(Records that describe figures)
* * *
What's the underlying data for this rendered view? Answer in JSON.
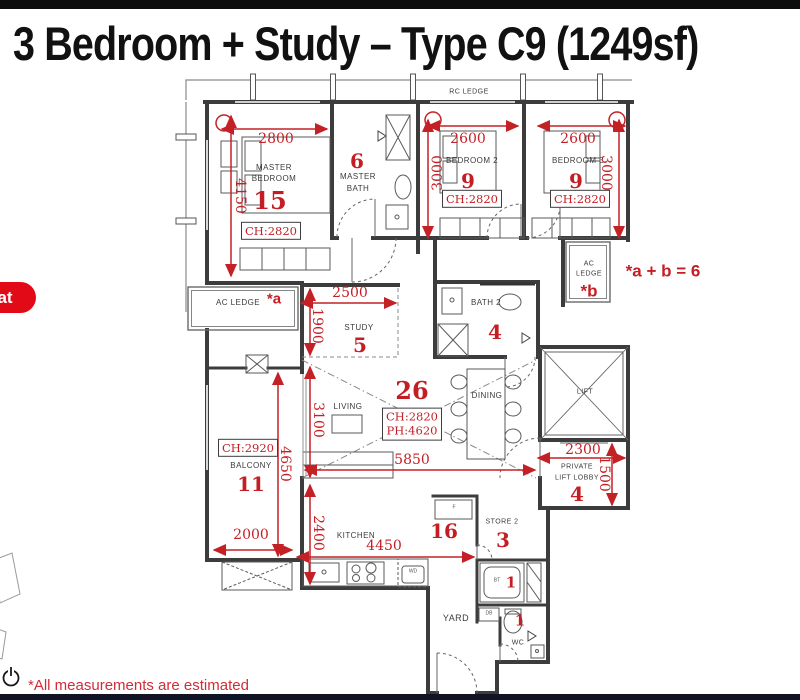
{
  "title": "3 Bedroom + Study – Type C9 (1249sf)",
  "badge": {
    "label": "at"
  },
  "footnote": "*All measurements are estimated",
  "formula": "*a + b = 6",
  "ledges": {
    "rc": "RC LEDGE",
    "ac_left": "AC LEDGE",
    "ac_left_tag": "*a",
    "ac_right_line1": "AC",
    "ac_right_line2": "LEDGE",
    "ac_right_tag": "*b"
  },
  "rooms": {
    "master_bedroom": {
      "line1": "MASTER",
      "line2": "BEDROOM",
      "number": "15",
      "ceiling": "CH:2820"
    },
    "master_bath": {
      "line1": "MASTER",
      "line2": "BATH",
      "number": "6"
    },
    "bedroom2": {
      "name": "BEDROOM 2",
      "number": "9",
      "ceiling": "CH:2820"
    },
    "bedroom3": {
      "name": "BEDROOM 3",
      "number": "9",
      "ceiling": "CH:2820"
    },
    "study": {
      "name": "STUDY",
      "number": "5"
    },
    "bath2": {
      "name": "BATH 2",
      "number": "4"
    },
    "living": {
      "name": "LIVING",
      "number": "26",
      "ceiling": "CH:2820",
      "party": "PH:4620"
    },
    "dining": {
      "name": "DINING"
    },
    "lift": {
      "name": "LIFT"
    },
    "lobby": {
      "line1": "PRIVATE",
      "line2": "LIFT LOBBY",
      "number": "4"
    },
    "balcony": {
      "name": "BALCONY",
      "number": "11",
      "ceiling": "CH:2920"
    },
    "kitchen": {
      "name": "KITCHEN",
      "number": "16"
    },
    "store2": {
      "name": "STORE 2",
      "number": "3"
    },
    "yard": {
      "name": "YARD"
    },
    "wc": {
      "name": "WC",
      "number": "1"
    },
    "bath3": {
      "number": "1"
    }
  },
  "fixtures": {
    "wd": "WD",
    "fridge": "F",
    "bt": "BT",
    "db": "DB"
  },
  "dimensions": {
    "master_w": "2800",
    "master_h": "4150",
    "bed2_w": "2600",
    "bed2_h": "3000",
    "bed3_w": "2600",
    "bed3_h": "3000",
    "study_w": "2500",
    "study_h": "1900",
    "living_h": "3100",
    "living_w": "5850",
    "balcony_h": "4650",
    "balcony_w": "2000",
    "kitchen_h": "2400",
    "kitchen_w": "4450",
    "lobby_w": "2300",
    "lobby_h": "1500"
  },
  "colors": {
    "dimension_red": "#c42127",
    "number_red": "#c41e24",
    "badge_red": "#e20a17",
    "wall": "#3c3c3c"
  }
}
* * *
• **WHAT IS ASKED**
Repeat the material verbatim. Do not carry over any picture.

• **RESULT BELOW**
What's the underlying data for this rendered view? Answer in JSON.
{
  "title": "3 Bedroom + Study – Type C9 (1249sf)",
  "badge": {
    "label": "at"
  },
  "footnote": "*All measurements are estimated",
  "formula": "*a + b = 6",
  "ledges": {
    "rc": "RC LEDGE",
    "ac_left": "AC LEDGE",
    "ac_left_tag": "*a",
    "ac_right_line1": "AC",
    "ac_right_line2": "LEDGE",
    "ac_right_tag": "*b"
  },
  "rooms": {
    "master_bedroom": {
      "line1": "MASTER",
      "line2": "BEDROOM",
      "number": "15",
      "ceiling": "CH:2820"
    },
    "master_bath": {
      "line1": "MASTER",
      "line2": "BATH",
      "number": "6"
    },
    "bedroom2": {
      "name": "BEDROOM 2",
      "number": "9",
      "ceiling": "CH:2820"
    },
    "bedroom3": {
      "name": "BEDROOM 3",
      "number": "9",
      "ceiling": "CH:2820"
    },
    "study": {
      "name": "STUDY",
      "number": "5"
    },
    "bath2": {
      "name": "BATH 2",
      "number": "4"
    },
    "living": {
      "name": "LIVING",
      "number": "26",
      "ceiling": "CH:2820",
      "party": "PH:4620"
    },
    "dining": {
      "name": "DINING"
    },
    "lift": {
      "name": "LIFT"
    },
    "lobby": {
      "line1": "PRIVATE",
      "line2": "LIFT LOBBY",
      "number": "4"
    },
    "balcony": {
      "name": "BALCONY",
      "number": "11",
      "ceiling": "CH:2920"
    },
    "kitchen": {
      "name": "KITCHEN",
      "number": "16"
    },
    "store2": {
      "name": "STORE 2",
      "number": "3"
    },
    "yard": {
      "name": "YARD"
    },
    "wc": {
      "name": "WC",
      "number": "1"
    },
    "bath3": {
      "number": "1"
    }
  },
  "fixtures": {
    "wd": "WD",
    "fridge": "F",
    "bt": "BT",
    "db": "DB"
  },
  "dimensions": {
    "master_w": "2800",
    "master_h": "4150",
    "bed2_w": "2600",
    "bed2_h": "3000",
    "bed3_w": "2600",
    "bed3_h": "3000",
    "study_w": "2500",
    "study_h": "1900",
    "living_h": "3100",
    "living_w": "5850",
    "balcony_h": "4650",
    "balcony_w": "2000",
    "kitchen_h": "2400",
    "kitchen_w": "4450",
    "lobby_w": "2300",
    "lobby_h": "1500"
  },
  "colors": {
    "dimension_red": "#c42127",
    "number_red": "#c41e24",
    "badge_red": "#e20a17",
    "wall": "#3c3c3c"
  }
}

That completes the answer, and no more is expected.